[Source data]
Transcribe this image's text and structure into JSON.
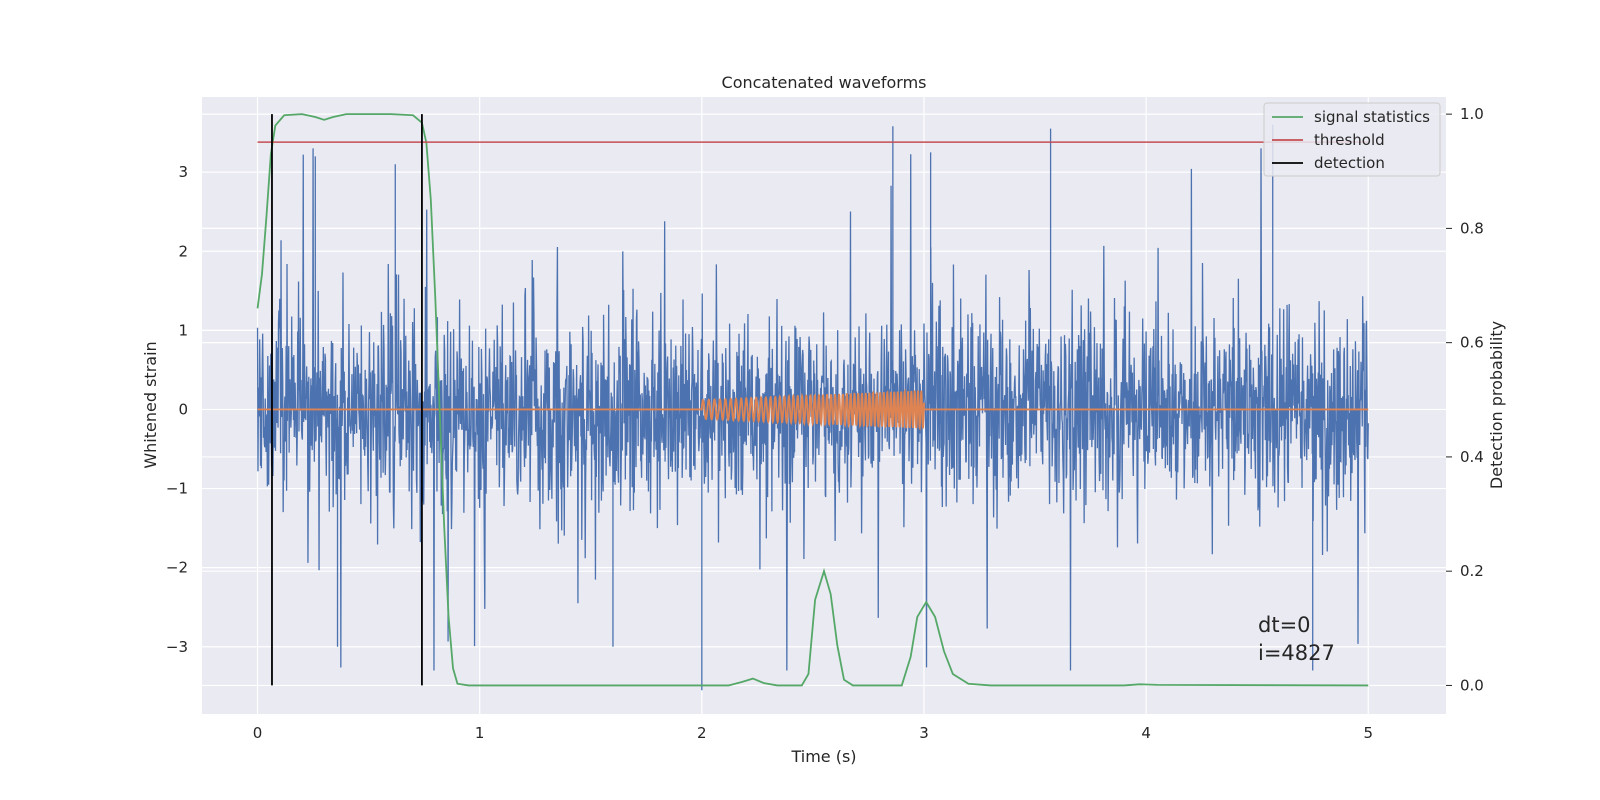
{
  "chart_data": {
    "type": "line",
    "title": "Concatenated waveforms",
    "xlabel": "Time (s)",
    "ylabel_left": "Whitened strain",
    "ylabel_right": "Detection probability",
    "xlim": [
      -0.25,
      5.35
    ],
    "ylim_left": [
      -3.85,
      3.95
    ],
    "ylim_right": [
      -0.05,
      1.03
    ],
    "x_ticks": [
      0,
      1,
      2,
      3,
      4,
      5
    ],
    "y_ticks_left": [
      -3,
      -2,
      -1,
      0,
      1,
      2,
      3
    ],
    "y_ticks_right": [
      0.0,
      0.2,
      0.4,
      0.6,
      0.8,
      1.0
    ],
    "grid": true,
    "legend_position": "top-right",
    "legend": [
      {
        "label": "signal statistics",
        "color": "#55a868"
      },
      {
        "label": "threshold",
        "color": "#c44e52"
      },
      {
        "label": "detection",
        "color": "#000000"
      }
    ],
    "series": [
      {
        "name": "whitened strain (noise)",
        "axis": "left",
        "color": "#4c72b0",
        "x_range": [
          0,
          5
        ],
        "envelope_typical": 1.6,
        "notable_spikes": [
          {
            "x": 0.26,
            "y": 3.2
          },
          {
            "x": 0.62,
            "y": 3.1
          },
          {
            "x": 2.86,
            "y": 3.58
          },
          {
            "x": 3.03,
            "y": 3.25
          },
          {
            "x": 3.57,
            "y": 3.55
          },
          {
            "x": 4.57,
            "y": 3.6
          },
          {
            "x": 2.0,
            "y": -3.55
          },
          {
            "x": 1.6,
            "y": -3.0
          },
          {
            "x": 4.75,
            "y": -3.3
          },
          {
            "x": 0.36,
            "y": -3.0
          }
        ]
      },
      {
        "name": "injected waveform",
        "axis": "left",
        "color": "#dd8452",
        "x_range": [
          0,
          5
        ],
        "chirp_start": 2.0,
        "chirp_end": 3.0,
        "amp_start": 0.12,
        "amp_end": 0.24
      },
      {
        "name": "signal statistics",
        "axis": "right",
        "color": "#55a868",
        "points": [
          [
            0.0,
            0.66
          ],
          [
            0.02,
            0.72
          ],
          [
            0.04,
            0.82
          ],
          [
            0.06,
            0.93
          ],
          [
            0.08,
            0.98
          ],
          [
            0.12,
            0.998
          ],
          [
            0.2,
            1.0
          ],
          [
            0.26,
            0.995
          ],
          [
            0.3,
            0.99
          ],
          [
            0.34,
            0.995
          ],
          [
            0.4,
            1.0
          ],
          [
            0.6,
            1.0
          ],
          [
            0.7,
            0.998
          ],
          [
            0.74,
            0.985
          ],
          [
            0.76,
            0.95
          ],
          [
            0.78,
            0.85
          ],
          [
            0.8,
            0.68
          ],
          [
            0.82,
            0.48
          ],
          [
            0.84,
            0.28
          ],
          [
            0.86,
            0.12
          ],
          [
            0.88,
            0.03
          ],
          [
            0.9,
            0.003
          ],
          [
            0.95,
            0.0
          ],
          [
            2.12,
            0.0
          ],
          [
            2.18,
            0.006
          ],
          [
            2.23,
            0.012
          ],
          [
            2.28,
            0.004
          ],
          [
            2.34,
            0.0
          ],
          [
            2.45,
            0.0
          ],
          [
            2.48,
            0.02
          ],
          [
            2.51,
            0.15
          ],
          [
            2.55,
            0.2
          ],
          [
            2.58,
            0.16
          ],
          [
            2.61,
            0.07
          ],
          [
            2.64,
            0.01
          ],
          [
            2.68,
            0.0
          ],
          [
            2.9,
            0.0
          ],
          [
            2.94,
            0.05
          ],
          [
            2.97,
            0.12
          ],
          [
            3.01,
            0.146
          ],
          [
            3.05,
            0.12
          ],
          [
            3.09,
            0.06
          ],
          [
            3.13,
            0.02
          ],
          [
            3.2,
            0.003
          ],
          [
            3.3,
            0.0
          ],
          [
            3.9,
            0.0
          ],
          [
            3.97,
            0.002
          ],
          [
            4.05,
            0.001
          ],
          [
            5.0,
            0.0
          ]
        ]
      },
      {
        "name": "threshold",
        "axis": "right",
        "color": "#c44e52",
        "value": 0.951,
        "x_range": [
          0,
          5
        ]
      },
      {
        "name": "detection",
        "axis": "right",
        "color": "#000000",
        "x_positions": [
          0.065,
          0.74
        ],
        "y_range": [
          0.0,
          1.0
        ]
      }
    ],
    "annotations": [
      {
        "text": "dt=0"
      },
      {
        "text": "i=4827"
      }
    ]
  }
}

---

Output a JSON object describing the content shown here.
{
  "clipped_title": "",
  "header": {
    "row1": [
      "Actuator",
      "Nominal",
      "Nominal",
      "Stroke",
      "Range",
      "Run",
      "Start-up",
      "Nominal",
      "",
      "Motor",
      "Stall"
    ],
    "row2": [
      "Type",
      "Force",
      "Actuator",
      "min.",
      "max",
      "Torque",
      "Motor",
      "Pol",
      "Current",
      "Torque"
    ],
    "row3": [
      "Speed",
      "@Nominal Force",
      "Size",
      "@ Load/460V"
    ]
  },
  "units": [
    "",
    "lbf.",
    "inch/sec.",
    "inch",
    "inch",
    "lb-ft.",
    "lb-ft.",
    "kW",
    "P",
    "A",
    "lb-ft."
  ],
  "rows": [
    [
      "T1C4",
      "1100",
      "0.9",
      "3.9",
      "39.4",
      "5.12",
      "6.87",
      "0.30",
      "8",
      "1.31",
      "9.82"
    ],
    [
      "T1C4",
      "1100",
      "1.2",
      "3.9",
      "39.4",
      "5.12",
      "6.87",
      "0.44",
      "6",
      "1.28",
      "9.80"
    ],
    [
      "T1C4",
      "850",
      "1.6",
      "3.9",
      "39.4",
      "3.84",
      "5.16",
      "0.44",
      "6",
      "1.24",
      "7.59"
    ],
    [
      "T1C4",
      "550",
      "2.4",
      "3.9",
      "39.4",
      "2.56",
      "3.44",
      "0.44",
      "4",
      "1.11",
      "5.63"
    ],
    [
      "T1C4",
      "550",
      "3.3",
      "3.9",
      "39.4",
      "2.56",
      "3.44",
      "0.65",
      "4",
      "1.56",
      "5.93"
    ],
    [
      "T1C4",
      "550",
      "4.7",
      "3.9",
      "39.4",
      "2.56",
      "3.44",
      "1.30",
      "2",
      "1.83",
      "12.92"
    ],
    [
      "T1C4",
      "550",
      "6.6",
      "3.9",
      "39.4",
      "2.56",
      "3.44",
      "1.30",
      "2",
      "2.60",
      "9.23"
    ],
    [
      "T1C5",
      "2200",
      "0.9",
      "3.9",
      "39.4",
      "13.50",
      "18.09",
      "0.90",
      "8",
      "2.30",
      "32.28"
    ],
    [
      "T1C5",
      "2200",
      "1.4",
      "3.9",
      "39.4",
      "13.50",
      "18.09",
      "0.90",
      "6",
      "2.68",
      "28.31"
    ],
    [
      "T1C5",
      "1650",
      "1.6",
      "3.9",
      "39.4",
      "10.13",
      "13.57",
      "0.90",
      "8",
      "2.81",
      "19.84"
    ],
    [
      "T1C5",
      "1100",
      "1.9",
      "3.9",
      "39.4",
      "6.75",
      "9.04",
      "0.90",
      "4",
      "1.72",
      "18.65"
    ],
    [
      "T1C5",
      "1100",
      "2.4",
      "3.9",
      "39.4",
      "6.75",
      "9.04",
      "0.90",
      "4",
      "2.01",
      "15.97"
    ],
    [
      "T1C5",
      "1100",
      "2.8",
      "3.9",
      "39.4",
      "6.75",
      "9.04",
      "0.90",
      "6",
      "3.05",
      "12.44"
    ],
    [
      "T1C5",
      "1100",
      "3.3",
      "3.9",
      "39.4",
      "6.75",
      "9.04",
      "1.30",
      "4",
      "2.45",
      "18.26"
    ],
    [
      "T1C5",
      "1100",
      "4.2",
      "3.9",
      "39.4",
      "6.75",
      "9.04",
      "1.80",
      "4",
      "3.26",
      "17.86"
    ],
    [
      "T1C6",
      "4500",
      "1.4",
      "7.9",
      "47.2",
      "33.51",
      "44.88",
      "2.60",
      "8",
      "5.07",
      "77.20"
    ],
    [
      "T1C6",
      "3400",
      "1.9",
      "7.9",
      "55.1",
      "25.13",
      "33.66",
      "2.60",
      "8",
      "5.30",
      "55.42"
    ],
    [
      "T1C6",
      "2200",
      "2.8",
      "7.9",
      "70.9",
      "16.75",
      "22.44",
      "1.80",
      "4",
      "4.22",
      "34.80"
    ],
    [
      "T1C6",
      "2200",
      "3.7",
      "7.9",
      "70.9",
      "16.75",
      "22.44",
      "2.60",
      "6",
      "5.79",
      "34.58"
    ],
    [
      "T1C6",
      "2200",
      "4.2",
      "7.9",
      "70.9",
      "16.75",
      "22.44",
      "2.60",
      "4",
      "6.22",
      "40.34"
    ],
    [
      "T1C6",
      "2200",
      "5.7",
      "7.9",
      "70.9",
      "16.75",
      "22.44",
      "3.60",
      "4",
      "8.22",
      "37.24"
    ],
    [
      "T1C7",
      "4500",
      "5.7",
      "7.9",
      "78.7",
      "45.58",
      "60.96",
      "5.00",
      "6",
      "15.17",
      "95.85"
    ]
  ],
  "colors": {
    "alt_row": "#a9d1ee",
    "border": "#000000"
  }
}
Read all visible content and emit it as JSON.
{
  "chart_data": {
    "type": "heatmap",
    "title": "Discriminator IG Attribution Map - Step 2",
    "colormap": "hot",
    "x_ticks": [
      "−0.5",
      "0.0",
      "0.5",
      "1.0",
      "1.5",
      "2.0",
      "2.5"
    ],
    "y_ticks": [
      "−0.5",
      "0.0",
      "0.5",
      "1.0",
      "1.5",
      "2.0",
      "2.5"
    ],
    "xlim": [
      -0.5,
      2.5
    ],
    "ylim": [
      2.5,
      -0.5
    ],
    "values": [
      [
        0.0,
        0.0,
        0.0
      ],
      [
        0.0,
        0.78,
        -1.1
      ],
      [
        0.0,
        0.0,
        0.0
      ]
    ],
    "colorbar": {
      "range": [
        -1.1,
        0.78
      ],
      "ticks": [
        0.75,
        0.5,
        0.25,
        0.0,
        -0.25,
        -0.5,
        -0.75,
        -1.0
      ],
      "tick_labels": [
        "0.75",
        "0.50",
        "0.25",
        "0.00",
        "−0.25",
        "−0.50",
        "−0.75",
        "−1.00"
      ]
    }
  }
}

## WHAT NEEDS TO BE DONE
Go through the entries above and pull out each line with "statistics" in it.

## THE ANSWER
        "label": "signal statistics",
        "name": "signal statistics",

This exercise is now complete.